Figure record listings
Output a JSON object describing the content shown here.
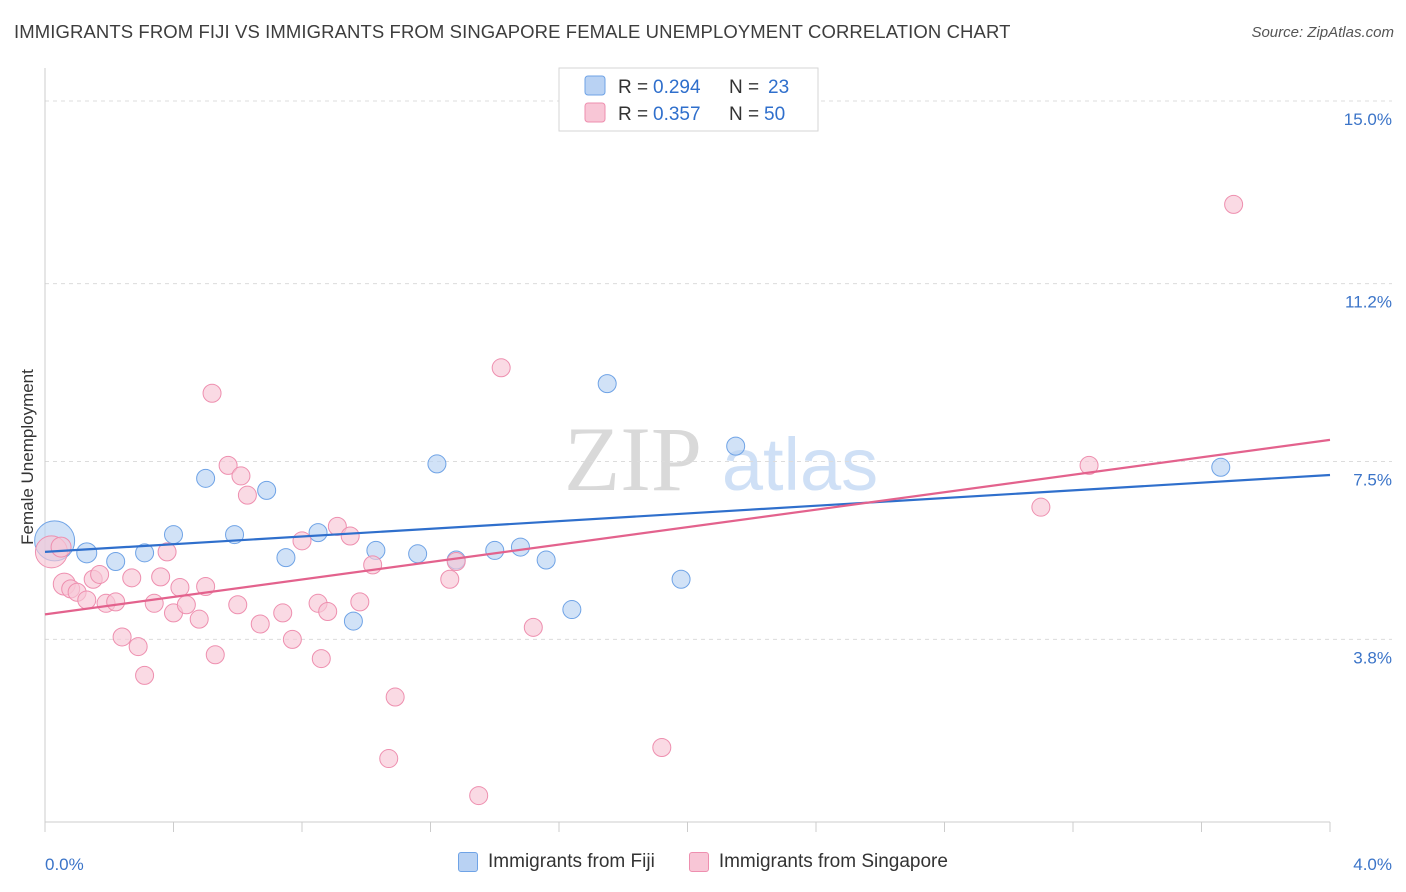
{
  "title": "IMMIGRANTS FROM FIJI VS IMMIGRANTS FROM SINGAPORE FEMALE UNEMPLOYMENT CORRELATION CHART",
  "source": "Source: ZipAtlas.com",
  "watermark": {
    "zip": "ZIP",
    "atlas": "atlas"
  },
  "chart_data": {
    "type": "scatter",
    "ylabel": "Female Unemployment",
    "xlim": [
      0.0,
      4.0
    ],
    "ylim": [
      0.0,
      15.5
    ],
    "x_tick_labels": [
      {
        "value": 0.0,
        "label": "0.0%"
      },
      {
        "value": 4.0,
        "label": "4.0%"
      }
    ],
    "y_ticks": [
      {
        "value": 3.8,
        "label": "3.8%"
      },
      {
        "value": 7.5,
        "label": "7.5%"
      },
      {
        "value": 11.2,
        "label": "11.2%"
      },
      {
        "value": 15.0,
        "label": "15.0%"
      }
    ],
    "legend": {
      "r_label": "R =",
      "n_label": "N =",
      "entries": [
        {
          "r": "0.294",
          "n": "23"
        },
        {
          "r": "0.357",
          "n": "50"
        }
      ]
    },
    "series": [
      {
        "name": "Immigrants from Fiji",
        "color": "#6fa3e6",
        "fill": "#b9d2f3",
        "line_color": "#2f6fcc",
        "trend": [
          [
            0.0,
            5.62
          ],
          [
            4.0,
            7.22
          ]
        ],
        "points": [
          [
            0.03,
            5.85,
            20
          ],
          [
            0.13,
            5.6,
            10
          ],
          [
            0.22,
            5.42,
            9
          ],
          [
            0.31,
            5.6,
            9
          ],
          [
            0.4,
            5.98,
            9
          ],
          [
            0.5,
            7.15,
            9
          ],
          [
            0.59,
            5.98,
            9
          ],
          [
            0.69,
            6.9,
            9
          ],
          [
            0.75,
            5.5,
            9
          ],
          [
            0.85,
            6.02,
            9
          ],
          [
            0.96,
            4.18,
            9
          ],
          [
            1.03,
            5.65,
            9
          ],
          [
            1.16,
            5.58,
            9
          ],
          [
            1.22,
            7.45,
            9
          ],
          [
            1.28,
            5.45,
            9
          ],
          [
            1.4,
            5.65,
            9
          ],
          [
            1.48,
            5.72,
            9
          ],
          [
            1.56,
            5.45,
            9
          ],
          [
            1.64,
            4.42,
            9
          ],
          [
            1.75,
            9.12,
            9
          ],
          [
            1.98,
            5.05,
            9
          ],
          [
            2.15,
            7.82,
            9
          ],
          [
            3.66,
            7.38,
            9
          ]
        ]
      },
      {
        "name": "Immigrants from Singapore",
        "color": "#ee8faf",
        "fill": "#f8c6d6",
        "line_color": "#e3628d",
        "trend": [
          [
            0.0,
            4.32
          ],
          [
            4.0,
            7.95
          ]
        ],
        "points": [
          [
            0.02,
            5.62,
            16
          ],
          [
            0.05,
            5.72,
            10
          ],
          [
            0.06,
            4.95,
            11
          ],
          [
            0.08,
            4.85,
            9
          ],
          [
            0.1,
            4.78,
            9
          ],
          [
            0.13,
            4.62,
            9
          ],
          [
            0.15,
            5.05,
            9
          ],
          [
            0.17,
            5.15,
            9
          ],
          [
            0.19,
            4.55,
            9
          ],
          [
            0.22,
            4.58,
            9
          ],
          [
            0.24,
            3.85,
            9
          ],
          [
            0.27,
            5.08,
            9
          ],
          [
            0.29,
            3.65,
            9
          ],
          [
            0.31,
            3.05,
            9
          ],
          [
            0.34,
            4.55,
            9
          ],
          [
            0.36,
            5.1,
            9
          ],
          [
            0.38,
            5.62,
            9
          ],
          [
            0.4,
            4.35,
            9
          ],
          [
            0.42,
            4.88,
            9
          ],
          [
            0.44,
            4.52,
            9
          ],
          [
            0.48,
            4.22,
            9
          ],
          [
            0.5,
            4.9,
            9
          ],
          [
            0.52,
            8.92,
            9
          ],
          [
            0.53,
            3.48,
            9
          ],
          [
            0.57,
            7.42,
            9
          ],
          [
            0.6,
            4.52,
            9
          ],
          [
            0.61,
            7.2,
            9
          ],
          [
            0.63,
            6.8,
            9
          ],
          [
            0.67,
            4.12,
            9
          ],
          [
            0.74,
            4.35,
            9
          ],
          [
            0.77,
            3.8,
            9
          ],
          [
            0.8,
            5.85,
            9
          ],
          [
            0.85,
            4.55,
            9
          ],
          [
            0.86,
            3.4,
            9
          ],
          [
            0.88,
            4.38,
            9
          ],
          [
            0.91,
            6.15,
            9
          ],
          [
            0.95,
            5.95,
            9
          ],
          [
            0.98,
            4.58,
            9
          ],
          [
            1.02,
            5.35,
            9
          ],
          [
            1.07,
            1.32,
            9
          ],
          [
            1.09,
            2.6,
            9
          ],
          [
            1.26,
            5.05,
            9
          ],
          [
            1.28,
            5.42,
            9
          ],
          [
            1.35,
            0.55,
            9
          ],
          [
            1.42,
            9.45,
            9
          ],
          [
            1.52,
            4.05,
            9
          ],
          [
            1.92,
            1.55,
            9
          ],
          [
            3.1,
            6.55,
            9
          ],
          [
            3.25,
            7.42,
            9
          ],
          [
            3.7,
            12.85,
            9
          ]
        ]
      }
    ]
  }
}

§ **Your objective**: Where a line in the material above holds "name", copy that line.

§ **Result below**:
        "name": "Immigrants from Fiji",
        "name": "Immigrants from Singapore",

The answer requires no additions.